AUFGABEN:
A. Wer enthüllte laut dem Text über das Neuengamme-Mahnmal das neue Mahnmal?
B. Gib aus dem Text über das Neuengamme-Mahnmal die Passage wörtlich wieder, beginnend bei „Eingebunkert, abgeschnitten, eingeschränkt: Assoziationen“ und endend bei „ohne Ausbeutung erdacht.“.
C. Schreibe den Text über das Neuengamme-Mahnmal im Anschluss an seinen letzten Satz weiter.

TEXTABSCHNITT:
--*--

Wand mit Aussicht auf eine bessere Welt

■ Ein neues Mahnmal erinnert an das Konzentrationslager Neuengamme

Eingebunkert, abgeschnitten, eingeschränkt: Assoziationen zum Thema Mauer sind fast immer negativ. Es sei denn, die Betonwand hat einen Riß, wie die des Mahnmals, das Bildhauer Axel Groehl für das Gelände der Deutschen Werft gearbeitet hat. Es soll an die Außenstelle des Konzentrationslagers Neuengamme erinnern, die hier auf der Rüschhalbinsel stand. Umweltsenator Fritz Varenholdt enthüllte gestern, was der Künstler „eine aufstrebende Freiplastik“ nennt. Eine sechs Meter breite und einen Meter achtzig hohe Betonwand, im sogenannten Goldenen Schnitt durchbrochen. In ihrer Mitte steht eine Bronzeplastik mit verhülltem Kopf. Die Figur sieht nichts, mögen Passanten denken, doch der Künstler korrigiert: „Sie sieht eine bessere Welt.“ Hinter dem Tuch hat er eine Gesellschaft ohne Ausbeutung erdacht.

--*--

EINTRÄGE:

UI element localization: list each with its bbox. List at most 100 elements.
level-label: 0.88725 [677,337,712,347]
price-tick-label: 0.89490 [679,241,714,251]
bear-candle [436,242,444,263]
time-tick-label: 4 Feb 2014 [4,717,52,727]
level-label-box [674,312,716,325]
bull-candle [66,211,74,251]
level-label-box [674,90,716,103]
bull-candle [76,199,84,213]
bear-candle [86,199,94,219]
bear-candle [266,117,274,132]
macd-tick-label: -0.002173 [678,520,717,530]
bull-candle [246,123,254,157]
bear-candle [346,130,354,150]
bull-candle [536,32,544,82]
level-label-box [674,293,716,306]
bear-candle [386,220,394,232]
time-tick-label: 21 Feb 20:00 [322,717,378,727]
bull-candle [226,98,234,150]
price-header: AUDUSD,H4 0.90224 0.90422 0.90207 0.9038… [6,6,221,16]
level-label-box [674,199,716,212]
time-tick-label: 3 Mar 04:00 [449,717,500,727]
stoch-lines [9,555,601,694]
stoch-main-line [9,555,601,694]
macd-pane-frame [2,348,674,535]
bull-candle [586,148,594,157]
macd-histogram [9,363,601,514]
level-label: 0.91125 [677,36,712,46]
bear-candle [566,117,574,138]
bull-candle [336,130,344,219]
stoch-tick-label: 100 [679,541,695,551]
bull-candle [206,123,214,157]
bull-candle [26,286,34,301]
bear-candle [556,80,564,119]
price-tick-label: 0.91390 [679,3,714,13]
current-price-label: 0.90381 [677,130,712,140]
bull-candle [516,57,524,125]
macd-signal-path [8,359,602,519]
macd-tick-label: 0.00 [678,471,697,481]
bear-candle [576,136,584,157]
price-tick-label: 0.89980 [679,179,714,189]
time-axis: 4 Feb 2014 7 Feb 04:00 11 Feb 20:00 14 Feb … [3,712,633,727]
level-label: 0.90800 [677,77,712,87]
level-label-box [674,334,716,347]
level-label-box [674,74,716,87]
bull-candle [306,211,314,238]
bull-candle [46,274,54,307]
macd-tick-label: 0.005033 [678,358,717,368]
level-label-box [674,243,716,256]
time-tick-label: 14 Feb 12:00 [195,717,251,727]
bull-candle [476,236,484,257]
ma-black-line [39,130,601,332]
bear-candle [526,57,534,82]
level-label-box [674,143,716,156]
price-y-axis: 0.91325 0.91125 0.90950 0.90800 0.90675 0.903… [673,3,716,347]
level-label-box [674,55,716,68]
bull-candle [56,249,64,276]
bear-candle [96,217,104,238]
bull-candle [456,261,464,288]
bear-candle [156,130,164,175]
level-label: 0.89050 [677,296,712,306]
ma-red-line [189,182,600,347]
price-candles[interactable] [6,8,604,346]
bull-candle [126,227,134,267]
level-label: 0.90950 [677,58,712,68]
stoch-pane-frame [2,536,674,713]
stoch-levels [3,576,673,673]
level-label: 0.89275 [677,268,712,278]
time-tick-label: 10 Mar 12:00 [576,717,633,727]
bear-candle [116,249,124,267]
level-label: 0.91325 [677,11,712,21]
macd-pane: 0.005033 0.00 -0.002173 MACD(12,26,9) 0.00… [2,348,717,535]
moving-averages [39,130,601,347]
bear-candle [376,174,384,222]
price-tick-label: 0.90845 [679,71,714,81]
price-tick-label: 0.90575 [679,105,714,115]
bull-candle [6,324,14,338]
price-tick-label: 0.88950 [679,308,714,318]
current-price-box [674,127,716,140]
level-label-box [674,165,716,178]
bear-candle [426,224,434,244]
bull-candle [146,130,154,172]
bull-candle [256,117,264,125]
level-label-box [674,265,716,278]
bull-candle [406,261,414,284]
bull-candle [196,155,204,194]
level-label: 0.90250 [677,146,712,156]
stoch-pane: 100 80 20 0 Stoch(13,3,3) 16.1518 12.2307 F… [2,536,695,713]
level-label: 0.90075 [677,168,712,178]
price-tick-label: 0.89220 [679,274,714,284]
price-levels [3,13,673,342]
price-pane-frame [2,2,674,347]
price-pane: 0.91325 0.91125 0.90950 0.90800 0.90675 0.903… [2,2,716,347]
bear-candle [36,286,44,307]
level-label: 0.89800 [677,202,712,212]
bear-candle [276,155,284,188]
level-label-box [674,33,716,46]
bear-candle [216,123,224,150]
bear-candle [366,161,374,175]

--*--

LÖSUNGEN:
A. Umweltsenator Fritz Varenholdt.

B.
Eingebunkert, abgeschnitten, eingeschränkt: Assoziationen zum Thema Mauer sind fast immer negativ. Es sei denn, die Betonwand hat einen Riß, wie die des Mahnmals, das Bildhauer Axel Groehl für das Gelände der Deutschen Werft gearbeitet hat. Es soll an die Außenstelle des Konzentrationslagers Neuengamme erinnern, die hier auf der Rüschhalbinsel stand. Umweltsenator Fritz Varenholdt enthüllte gestern, was der Künstler „eine aufstrebende Freiplastik“ nennt. Eine sechs Meter breite und einen Meter achtzig hohe Betonwand, im sogenannten Goldenen Schnitt durchbrochen. In ihrer Mitte steht eine Bronzeplastik mit verhülltem Kopf. Die Figur sieht nichts, mögen Passanten denken, doch der Künstler korrigiert: „Sie sieht eine bessere Welt.“ Hinter dem Tuch hat er eine Gesellschaft ohne Ausbeutung erdacht.

C.
In der Außenstelle des Neuengammer Konzentrationslagers hielten die Nazis etwa 400 Männer fest, die von dort mit Schiffen nach Lübeck gebracht werden sollten. Als die Schiffe den Hafen erreichten, wurden sie bombardiert und sanken. Die meisten Gefangenen ertranken.

Axel Groehl und der Harburger Ortsamtsleiter Uwe Hansen wollen mit dem Mahnmal nicht nur an das Lager erinnern - schließlich werde den Menschen auch heute noch Unrecht getan, so Groehl.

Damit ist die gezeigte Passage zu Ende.